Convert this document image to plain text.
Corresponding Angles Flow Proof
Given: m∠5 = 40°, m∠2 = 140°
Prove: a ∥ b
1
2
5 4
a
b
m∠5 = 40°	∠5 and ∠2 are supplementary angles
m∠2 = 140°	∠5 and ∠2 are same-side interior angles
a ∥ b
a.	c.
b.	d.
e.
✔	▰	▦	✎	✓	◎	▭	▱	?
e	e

━━━━━━━━

(SET TASK): Copy all data exactly, start to finish.

(EXERCISE OUTPUT):
Convert this document image to plain text.
Corresponding Angles Flow Proof
Given: m∠5 = 40°, m∠2 = 140°
Prove: a ∥ b
1
2
5 4
a
b
m∠5 = 40°	∠5 and ∠2 are supplementary angles
m∠2 = 140°	∠5 and ∠2 are same-side interior angles
a ∥ b
a.	c.
b.	d.
e.
✔	▰	▦	✎	✓	◎	▭	▱	?
e	e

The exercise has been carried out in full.